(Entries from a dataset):

****************

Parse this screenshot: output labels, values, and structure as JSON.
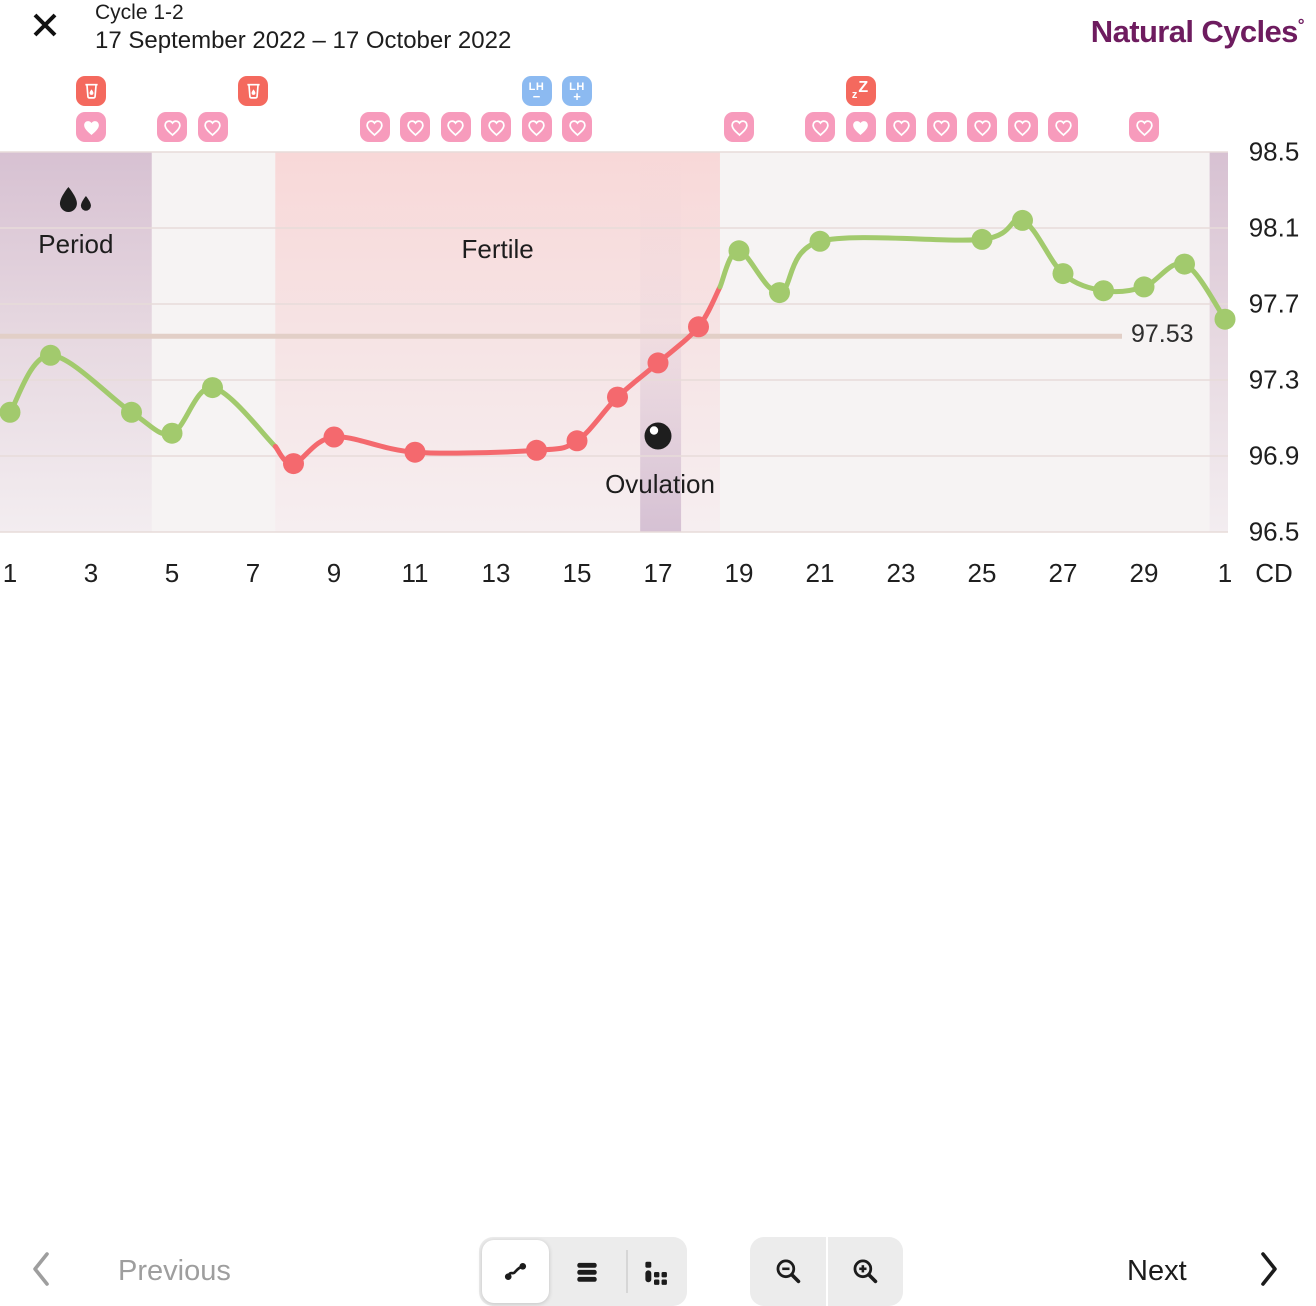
{
  "header": {
    "close_icon": "close",
    "title": "Cycle 1-2",
    "date_range": "17 September 2022 – 17 October 2022",
    "logo_text": "Natural Cycles",
    "logo_degree": "°"
  },
  "colors": {
    "logo_purple": "#6e1c5f",
    "line_green": "#a2ca6d",
    "line_red": "#f4696e",
    "heart_pink": "#f79bbc",
    "tracker_red": "#f4695e",
    "lh_blue": "#8cbaf1",
    "coverline_beige": "#e2cfc7"
  },
  "day_icons": {
    "top_row": [
      {
        "day": 3,
        "type": "menstrual-cup"
      },
      {
        "day": 7,
        "type": "menstrual-cup"
      },
      {
        "day": 14,
        "type": "lh-test-negative",
        "label": "LH",
        "sign": "−"
      },
      {
        "day": 15,
        "type": "lh-test-positive",
        "label": "LH",
        "sign": "+"
      },
      {
        "day": 22,
        "type": "sleep",
        "small_z": "z",
        "big_z": "Z"
      }
    ],
    "hearts": [
      {
        "day": 3,
        "filled": true
      },
      {
        "day": 5,
        "filled": false
      },
      {
        "day": 6,
        "filled": false
      },
      {
        "day": 10,
        "filled": false
      },
      {
        "day": 11,
        "filled": false
      },
      {
        "day": 12,
        "filled": false
      },
      {
        "day": 13,
        "filled": false
      },
      {
        "day": 14,
        "filled": false
      },
      {
        "day": 15,
        "filled": false
      },
      {
        "day": 19,
        "filled": false
      },
      {
        "day": 21,
        "filled": false
      },
      {
        "day": 22,
        "filled": true
      },
      {
        "day": 23,
        "filled": false
      },
      {
        "day": 24,
        "filled": false
      },
      {
        "day": 25,
        "filled": false
      },
      {
        "day": 26,
        "filled": false
      },
      {
        "day": 27,
        "filled": false
      },
      {
        "day": 29,
        "filled": false
      }
    ]
  },
  "chart_data": {
    "type": "line",
    "title": "Cycle 1-2 basal temperature chart",
    "x_axis_label": "CD",
    "xlim": [
      1,
      31
    ],
    "ylim": [
      96.5,
      98.5
    ],
    "grid": true,
    "y_ticks": [
      {
        "label": "98.5",
        "value": 98.5
      },
      {
        "label": "98.1",
        "value": 98.1
      },
      {
        "label": "97.7",
        "value": 97.7
      },
      {
        "label": "97.3",
        "value": 97.3
      },
      {
        "label": "96.9",
        "value": 96.9
      },
      {
        "label": "96.5",
        "value": 96.5
      }
    ],
    "x_ticks": [
      {
        "day": 1,
        "label": "1"
      },
      {
        "day": 3,
        "label": "3"
      },
      {
        "day": 5,
        "label": "5"
      },
      {
        "day": 7,
        "label": "7"
      },
      {
        "day": 9,
        "label": "9"
      },
      {
        "day": 11,
        "label": "11"
      },
      {
        "day": 13,
        "label": "13"
      },
      {
        "day": 15,
        "label": "15"
      },
      {
        "day": 17,
        "label": "17"
      },
      {
        "day": 19,
        "label": "19"
      },
      {
        "day": 21,
        "label": "21"
      },
      {
        "day": 23,
        "label": "23"
      },
      {
        "day": 25,
        "label": "25"
      },
      {
        "day": 27,
        "label": "27"
      },
      {
        "day": 29,
        "label": "29"
      },
      {
        "day": 31,
        "label": "1"
      }
    ],
    "coverline": {
      "value": 97.53,
      "label": "97.53"
    },
    "regions": [
      {
        "name": "period",
        "label": "Period",
        "start_day": 0.75,
        "end_day": 4.5
      },
      {
        "name": "fertile",
        "label": "Fertile",
        "start_day": 7.55,
        "end_day": 18.53
      },
      {
        "name": "next-period",
        "label": "",
        "start_day": 30.62,
        "end_day": 31.3
      }
    ],
    "ovulation": {
      "label": "Ovulation",
      "day": 17,
      "band_start_day": 16.56,
      "band_end_day": 17.57
    },
    "series": [
      {
        "name": "pre-fertile-temps",
        "phase": "green",
        "points": [
          {
            "day": 1,
            "temp": 97.13
          },
          {
            "day": 2,
            "temp": 97.43
          },
          {
            "day": 4,
            "temp": 97.13
          },
          {
            "day": 5,
            "temp": 97.02
          },
          {
            "day": 6,
            "temp": 97.26
          },
          {
            "day": 7.55,
            "temp": 96.95,
            "junction": true
          }
        ]
      },
      {
        "name": "fertile-temps",
        "phase": "red",
        "points": [
          {
            "day": 7.55,
            "temp": 96.95,
            "junction": true
          },
          {
            "day": 8,
            "temp": 96.86
          },
          {
            "day": 9,
            "temp": 97.0
          },
          {
            "day": 11,
            "temp": 96.92
          },
          {
            "day": 14,
            "temp": 96.93
          },
          {
            "day": 15,
            "temp": 96.98
          },
          {
            "day": 16,
            "temp": 97.21
          },
          {
            "day": 17,
            "temp": 97.39
          },
          {
            "day": 18,
            "temp": 97.58
          },
          {
            "day": 18.53,
            "temp": 97.79,
            "junction": true
          }
        ]
      },
      {
        "name": "luteal-temps",
        "phase": "green",
        "points": [
          {
            "day": 18.53,
            "temp": 97.79,
            "junction": true
          },
          {
            "day": 19,
            "temp": 97.98
          },
          {
            "day": 20,
            "temp": 97.76
          },
          {
            "day": 21,
            "temp": 98.03
          },
          {
            "day": 25,
            "temp": 98.04
          },
          {
            "day": 26,
            "temp": 98.14
          },
          {
            "day": 27,
            "temp": 97.86
          },
          {
            "day": 28,
            "temp": 97.77
          },
          {
            "day": 29,
            "temp": 97.79
          },
          {
            "day": 30,
            "temp": 97.91
          },
          {
            "day": 31,
            "temp": 97.62
          }
        ]
      }
    ]
  },
  "toolbar": {
    "previous_label": "Previous",
    "next_label": "Next",
    "view_buttons": [
      {
        "name": "chart-view",
        "active": true
      },
      {
        "name": "list-view",
        "active": false
      },
      {
        "name": "scatter-view",
        "active": false
      }
    ],
    "zoom_buttons": [
      {
        "name": "zoom-out"
      },
      {
        "name": "zoom-in"
      }
    ]
  }
}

****************

(WHAT YOU WILL DO): Find the lines containing "name" and list every one of them.

(WRITTEN RESPONSE):
        "name": "period",
        "name": "fertile",
        "name": "next-period",
        "name": "pre-fertile-temps",
        "name": "fertile-temps",
        "name": "luteal-temps",
        "name": "chart-view",
        "name": "list-view",
        "name": "scatter-view",
        "name": "zoom-out"
        "name": "zoom-in"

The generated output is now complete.